### EXERCISE PROMPT
Starting at the line that contains "What's the underlying", retype each line to the end of the listing below. Include both ends, but not the pictures.

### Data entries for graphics
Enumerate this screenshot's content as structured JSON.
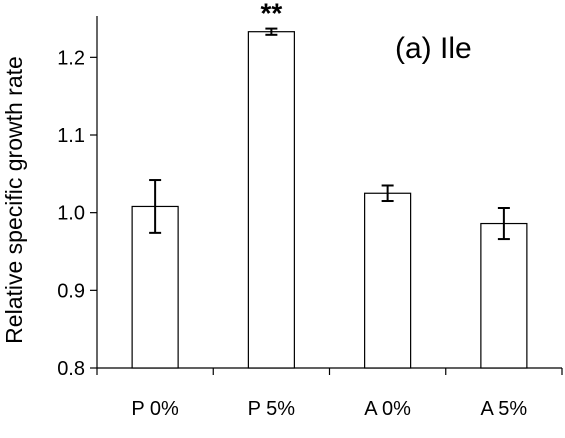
{
  "chart_data": {
    "type": "bar",
    "panel_label": "(a)  Ile",
    "ylabel": "Relative specific growth rate",
    "xlabel": "",
    "categories": [
      "P 0%",
      "P 5%",
      "A 0%",
      "A 5%"
    ],
    "values": [
      1.008,
      1.233,
      1.025,
      0.986
    ],
    "errors": [
      0.034,
      0.004,
      0.01,
      0.02
    ],
    "annotations": [
      "",
      "**",
      "",
      ""
    ],
    "ylim": [
      0.8,
      1.25
    ],
    "yticks": [
      0.8,
      0.9,
      1.0,
      1.1,
      1.2
    ],
    "ytick_labels": [
      "0.8",
      "0.9",
      "1.0",
      "1.1",
      "1.2"
    ],
    "bar_fill": "#ffffff",
    "bar_stroke": "#000000",
    "grid": false,
    "legend": "none"
  }
}
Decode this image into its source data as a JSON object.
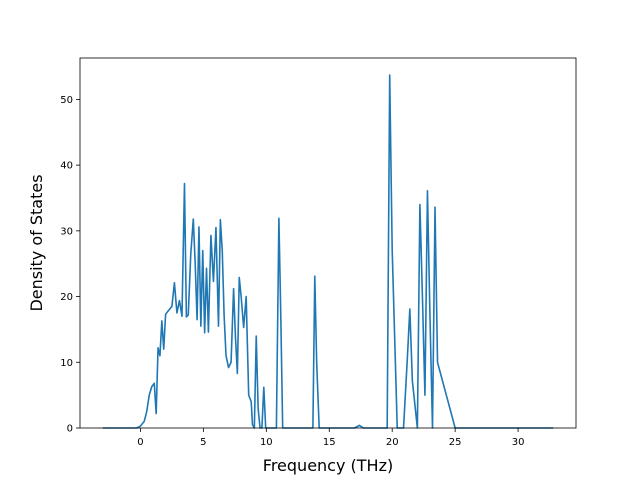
{
  "chart_data": {
    "type": "line",
    "title": "",
    "xlabel": "Frequency (THz)",
    "ylabel": "Density of States",
    "xlim": [
      -4.8,
      34.6
    ],
    "ylim": [
      0,
      56.3
    ],
    "xticks": [
      0,
      5,
      10,
      15,
      20,
      25,
      30
    ],
    "yticks": [
      0,
      10,
      20,
      30,
      40,
      50
    ],
    "grid": false,
    "legend": "none",
    "series_color": "#1f77b4",
    "series": [
      {
        "x": [
          -3.0,
          -1.0,
          -0.3,
          0.0,
          0.3,
          0.5,
          0.7,
          0.9,
          1.1,
          1.25,
          1.4,
          1.55,
          1.7,
          1.85,
          2.0,
          2.2,
          2.5,
          2.7,
          2.9,
          3.1,
          3.3,
          3.5,
          3.65,
          3.8,
          4.0,
          4.2,
          4.35,
          4.5,
          4.65,
          4.8,
          4.95,
          5.1,
          5.25,
          5.4,
          5.6,
          5.8,
          6.0,
          6.2,
          6.35,
          6.5,
          6.65,
          6.8,
          7.0,
          7.2,
          7.4,
          7.55,
          7.7,
          7.85,
          8.0,
          8.2,
          8.4,
          8.6,
          8.8,
          8.9,
          9.05,
          9.2,
          9.35,
          9.5,
          9.65,
          9.8,
          9.95,
          10.1,
          10.2,
          10.3,
          10.8,
          11.0,
          11.15,
          11.3,
          11.5,
          13.7,
          13.85,
          14.0,
          14.2,
          14.5,
          17.0,
          17.4,
          17.7,
          18.0,
          19.6,
          19.8,
          20.0,
          20.4,
          20.9,
          21.2,
          21.4,
          21.6,
          22.0,
          22.2,
          22.4,
          22.6,
          22.8,
          23.0,
          23.2,
          23.4,
          23.6,
          25.0,
          32.8
        ],
        "y": [
          0,
          0,
          0,
          0.3,
          1.0,
          2.5,
          5.0,
          6.3,
          6.8,
          2.2,
          12.2,
          11.0,
          16.3,
          12.0,
          17.3,
          17.8,
          18.5,
          22.1,
          17.5,
          19.4,
          17.0,
          37.2,
          16.9,
          17.2,
          26.5,
          31.8,
          25.0,
          16.5,
          30.6,
          15.5,
          27.0,
          14.5,
          24.3,
          14.6,
          29.3,
          22.3,
          30.5,
          15.5,
          31.7,
          27.0,
          17.0,
          11.0,
          9.2,
          10.0,
          21.2,
          13.8,
          8.3,
          22.9,
          20.0,
          15.3,
          20.0,
          5.0,
          4.0,
          0.5,
          0,
          14.0,
          3.0,
          0,
          0,
          6.2,
          0,
          0,
          0,
          0,
          0,
          31.9,
          17.0,
          0,
          0,
          0,
          23.1,
          10.0,
          0,
          0,
          0,
          0.4,
          0,
          0,
          0,
          53.7,
          27.0,
          0,
          0,
          10.5,
          18.1,
          7.2,
          0,
          34.0,
          20.0,
          5.0,
          36.1,
          17.0,
          0,
          33.6,
          10.0,
          0,
          0
        ]
      }
    ]
  }
}
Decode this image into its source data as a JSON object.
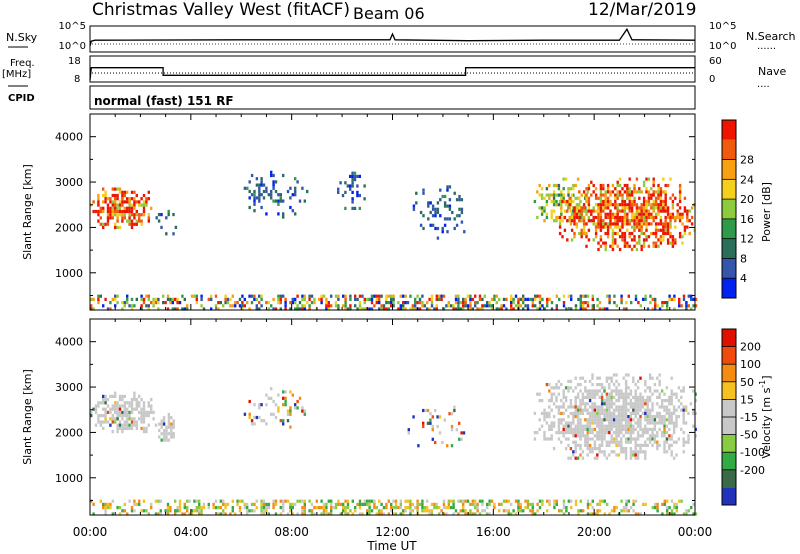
{
  "header": {
    "site": "Christmas Valley West (fitACF)",
    "beam": "Beam 06",
    "date": "12/Mar/2019"
  },
  "strip_labels": {
    "nsky": "N.Sky",
    "nsearch": "N.Search",
    "freq": "Freq.",
    "mhz": "[MHz]",
    "cpid": "CPID",
    "nave": "Nave",
    "cpid_text": "normal (fast) 151 RF",
    "dots": "......",
    "dots_short": "...."
  },
  "chart_data": [
    {
      "type": "line",
      "title": "N.Sky / N.Search",
      "y_ticks_left": [
        "10^5",
        "10^0"
      ],
      "y_ticks_right": [
        "10^5",
        "10^0"
      ],
      "series": [
        {
          "name": "N.Sky",
          "x": [
            0,
            0.05,
            0.2,
            6,
            11.9,
            12,
            12.1,
            15,
            18,
            21,
            21.3,
            21.5,
            24
          ],
          "y": [
            0,
            1,
            1.2,
            1.3,
            1.3,
            2.5,
            1.3,
            1.1,
            1.2,
            1.2,
            3.5,
            1.3,
            1.2
          ]
        }
      ]
    },
    {
      "type": "line",
      "title": "Freq. / Nave",
      "y_ticks_left": [
        "18",
        "8"
      ],
      "y_ticks_right": [
        "60",
        "0"
      ],
      "series": [
        {
          "name": "Freq.",
          "x": [
            0,
            0.05,
            2.9,
            2.9,
            14.9,
            14.9,
            24
          ],
          "y": [
            8,
            14.5,
            14.5,
            10.5,
            10.5,
            14.5,
            14.5
          ]
        }
      ]
    },
    {
      "type": "heatmap",
      "title": "",
      "xlabel": "Time UT",
      "ylabel": "Slant Range [km]",
      "xlim": [
        0,
        24
      ],
      "ylim": [
        180,
        4500
      ],
      "x_ticks": [
        "00:00",
        "04:00",
        "08:00",
        "12:00",
        "16:00",
        "20:00",
        "00:00"
      ],
      "y_ticks": [
        1000,
        2000,
        3000,
        4000
      ],
      "colorbar": {
        "label": "Power [dB]",
        "ticks": [
          4,
          8,
          12,
          16,
          20,
          24,
          28
        ],
        "colors": [
          "#0022ee",
          "#3355aa",
          "#2a6e5a",
          "#2e9a4a",
          "#8ccc3c",
          "#f4d01c",
          "#f6a012",
          "#f05a0c",
          "#ee1400"
        ]
      },
      "regions": [
        {
          "t": [
            0.0,
            2.4
          ],
          "r": [
            2000,
            2950
          ],
          "level": "high"
        },
        {
          "t": [
            2.6,
            3.4
          ],
          "r": [
            1700,
            2600
          ],
          "level": "low"
        },
        {
          "t": [
            6.0,
            8.6
          ],
          "r": [
            2200,
            3250
          ],
          "level": "low"
        },
        {
          "t": [
            9.8,
            11.0
          ],
          "r": [
            2400,
            3300
          ],
          "level": "low"
        },
        {
          "t": [
            12.8,
            15.0
          ],
          "r": [
            1800,
            3000
          ],
          "level": "low"
        },
        {
          "t": [
            17.6,
            19.8
          ],
          "r": [
            2100,
            3100
          ],
          "level": "mid"
        },
        {
          "t": [
            18.6,
            24.0
          ],
          "r": [
            1500,
            3100
          ],
          "level": "high"
        },
        {
          "t": [
            0.0,
            24.0
          ],
          "r": [
            180,
            520
          ],
          "level": "mixed"
        }
      ]
    },
    {
      "type": "heatmap",
      "title": "",
      "xlabel": "Time UT",
      "ylabel": "Slant Range [km]",
      "xlim": [
        0,
        24
      ],
      "ylim": [
        180,
        4500
      ],
      "x_ticks": [
        "00:00",
        "04:00",
        "08:00",
        "12:00",
        "16:00",
        "20:00",
        "00:00"
      ],
      "y_ticks": [
        1000,
        2000,
        3000,
        4000
      ],
      "colorbar": {
        "label": "Velocity [m s^-1]",
        "label_pre": "Velocity [m s",
        "label_sup": "-1",
        "label_post": "]",
        "ticks": [
          200,
          100,
          50,
          15,
          -15,
          -50,
          -100,
          -200
        ],
        "colors": [
          "#2233bb",
          "#3a6a48",
          "#33aa44",
          "#88cc44",
          "#c8c8c8",
          "#c8c8c8",
          "#f4c022",
          "#f48c14",
          "#f04a0c",
          "#e01000"
        ]
      },
      "regions": [
        {
          "t": [
            0.0,
            2.6
          ],
          "r": [
            2000,
            2900
          ],
          "level": "gs"
        },
        {
          "t": [
            2.7,
            3.4
          ],
          "r": [
            1800,
            2500
          ],
          "level": "gs"
        },
        {
          "t": [
            6.0,
            8.6
          ],
          "r": [
            2100,
            3000
          ],
          "level": "v"
        },
        {
          "t": [
            12.6,
            15.0
          ],
          "r": [
            1700,
            2800
          ],
          "level": "v"
        },
        {
          "t": [
            17.6,
            24.0
          ],
          "r": [
            1400,
            3300
          ],
          "level": "gs"
        },
        {
          "t": [
            0.0,
            24.0
          ],
          "r": [
            180,
            520
          ],
          "level": "low"
        }
      ]
    }
  ]
}
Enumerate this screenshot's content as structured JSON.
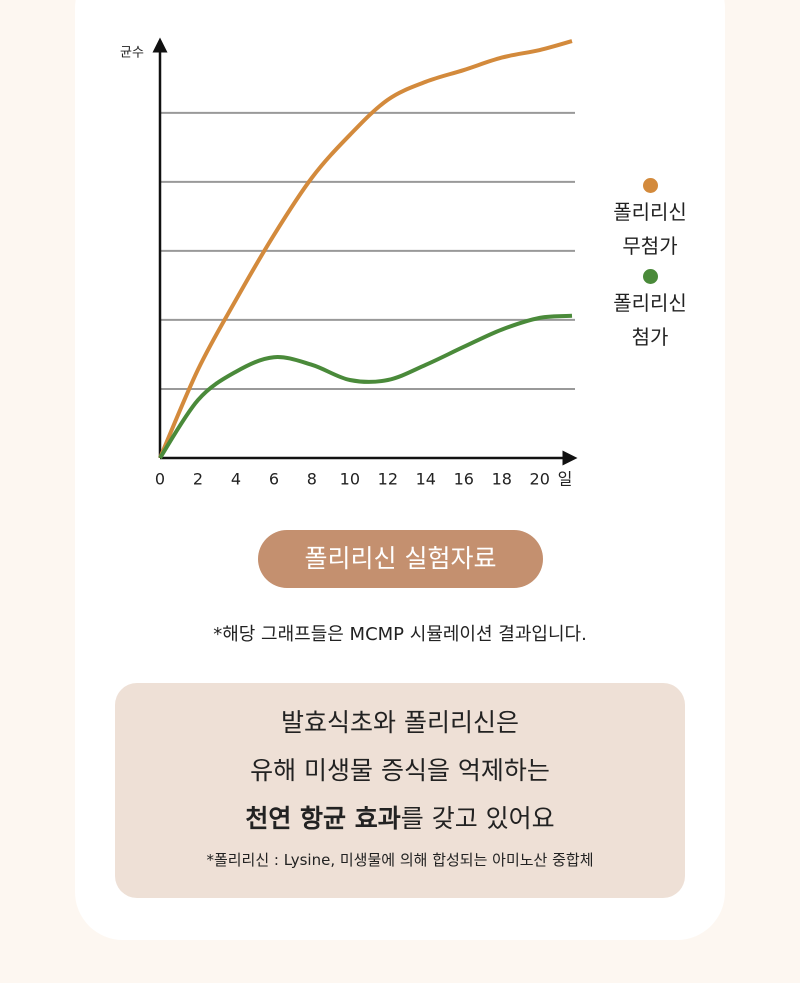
{
  "chart_data": {
    "type": "line",
    "y_label": "균수",
    "x_label": "일",
    "x": [
      0,
      2,
      4,
      6,
      8,
      10,
      12,
      14,
      16,
      18,
      20,
      21.7
    ],
    "series": [
      {
        "name": "폴리리신 무첨가",
        "color": "#d38a3c",
        "values": [
          0,
          1.28,
          2.29,
          3.23,
          4.06,
          4.68,
          5.19,
          5.45,
          5.62,
          5.8,
          5.91,
          6.04
        ]
      },
      {
        "name": "폴리리신 첨가",
        "color": "#4a8a3a",
        "values": [
          0,
          0.84,
          1.25,
          1.46,
          1.35,
          1.13,
          1.13,
          1.35,
          1.61,
          1.86,
          2.03,
          2.06
        ]
      }
    ],
    "xlim": [
      0,
      21.7
    ],
    "ylim": [
      0,
      6.2
    ],
    "xticks": [
      0,
      2,
      4,
      6,
      8,
      10,
      12,
      14,
      16,
      18,
      20
    ],
    "y_gridlines": [
      1,
      2,
      3,
      4,
      5
    ],
    "grid": true,
    "legend": "right"
  },
  "badge": "폴리리신 실험자료",
  "note": "*해당 그래프들은 MCMP 시뮬레이션 결과입니다.",
  "box": {
    "line1": "발효식초와 폴리리신은",
    "line2": "유해 미생물 증식을 억제하는",
    "line3_bold": "천연 항균 효과",
    "line3_rest": "를 갖고 있어요",
    "footnote": "*폴리리신 : Lysine, 미생물에 의해 합성되는 아미노산 중합체"
  }
}
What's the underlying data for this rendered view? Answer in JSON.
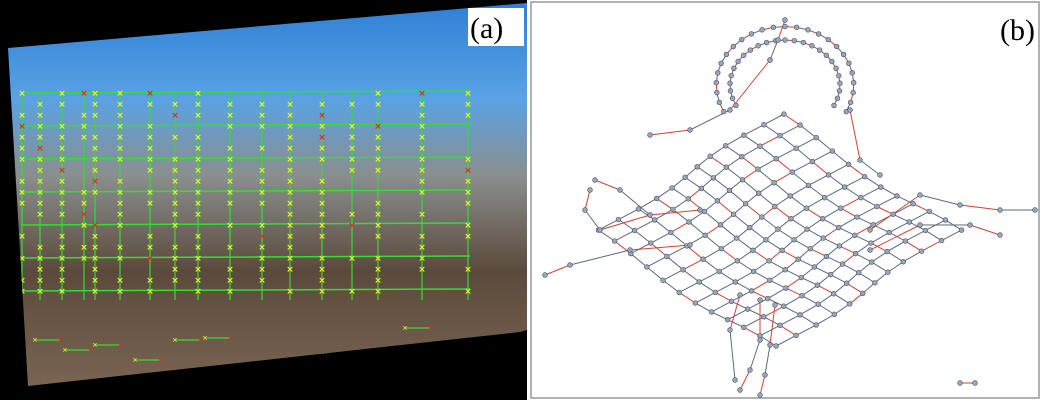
{
  "panels": [
    {
      "label": "(a)"
    },
    {
      "label": "(b)"
    }
  ]
}
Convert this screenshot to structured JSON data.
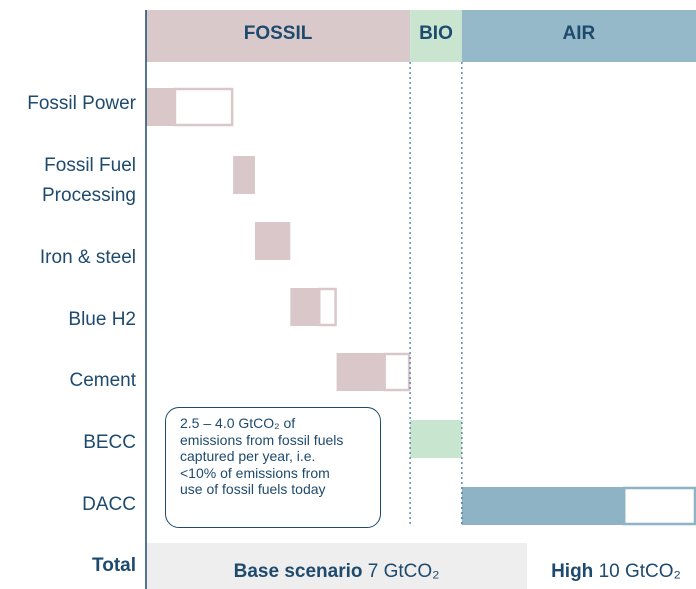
{
  "chart_data": {
    "type": "waterfall",
    "regions": [
      {
        "label": "FOSSIL",
        "color": "#d9c9cb"
      },
      {
        "label": "BIO",
        "color": "#c9e5cf"
      },
      {
        "label": "AIR",
        "color": "#95b9c8"
      }
    ],
    "categories": [
      "Fossil Power",
      "Fossil Fuel Processing",
      "Iron & steel",
      "Blue H2",
      "Cement",
      "BECC",
      "DACC"
    ],
    "series": [
      {
        "colors": [
          "#d9c7c9",
          "#d9c7c9",
          "#d9c7c9",
          "#d9c7c9",
          "#d9c7c9",
          "#c8e6cf",
          "#8db3c4"
        ],
        "values": [
          0.55,
          0.4,
          0.65,
          0.55,
          0.9,
          0.95,
          3.0
        ]
      },
      {
        "color": "#ffffff",
        "values": [
          1.05,
          0,
          0,
          0.3,
          0.45,
          0,
          1.3
        ]
      }
    ],
    "xlim": [
      0,
      10.1
    ],
    "annotation": [
      "2.5 – 4.0 GtCO₂ of",
      "emissions from fossil fuels",
      "captured per year, i.e.",
      "<10% of emissions from",
      "use of fossil fuels today"
    ],
    "totals": {
      "label": "Total",
      "base": {
        "name": "Base scenario",
        "value": 7,
        "unit": "GtCO₂",
        "color": "#eeeeee"
      },
      "high": {
        "name": "High",
        "value": 10,
        "unit": "GtCO₂",
        "color": "#ffffff"
      }
    }
  }
}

### RESULT FOR THIS EXERCISE
What's the underlying data for this rendered view? Answer in JSON.
{
  "panels": [
    {
      "label": "(a)"
    },
    {
      "label": "(b)"
    }
  ]
}
Convert this screenshot to structured JSON data.
{
  "chart_data": {
    "type": "waterfall",
    "regions": [
      {
        "label": "FOSSIL",
        "color": "#d9c9cb"
      },
      {
        "label": "BIO",
        "color": "#c9e5cf"
      },
      {
        "label": "AIR",
        "color": "#95b9c8"
      }
    ],
    "categories": [
      "Fossil Power",
      "Fossil Fuel Processing",
      "Iron & steel",
      "Blue H2",
      "Cement",
      "BECC",
      "DACC"
    ],
    "series": [
      {
        "colors": [
          "#d9c7c9",
          "#d9c7c9",
          "#d9c7c9",
          "#d9c7c9",
          "#d9c7c9",
          "#c8e6cf",
          "#8db3c4"
        ],
        "values": [
          0.55,
          0.4,
          0.65,
          0.55,
          0.9,
          0.95,
          3.0
        ]
      },
      {
        "color": "#ffffff",
        "values": [
          1.05,
          0,
          0,
          0.3,
          0.45,
          0,
          1.3
        ]
      }
    ],
    "xlim": [
      0,
      10.1
    ],
    "annotation": [
      "2.5 – 4.0 GtCO₂ of",
      "emissions from fossil fuels",
      "captured per year, i.e.",
      "<10% of emissions from",
      "use of fossil fuels today"
    ],
    "totals": {
      "label": "Total",
      "base": {
        "name": "Base scenario",
        "value": 7,
        "unit": "GtCO₂",
        "color": "#eeeeee"
      },
      "high": {
        "name": "High",
        "value": 10,
        "unit": "GtCO₂",
        "color": "#ffffff"
      }
    }
  }
}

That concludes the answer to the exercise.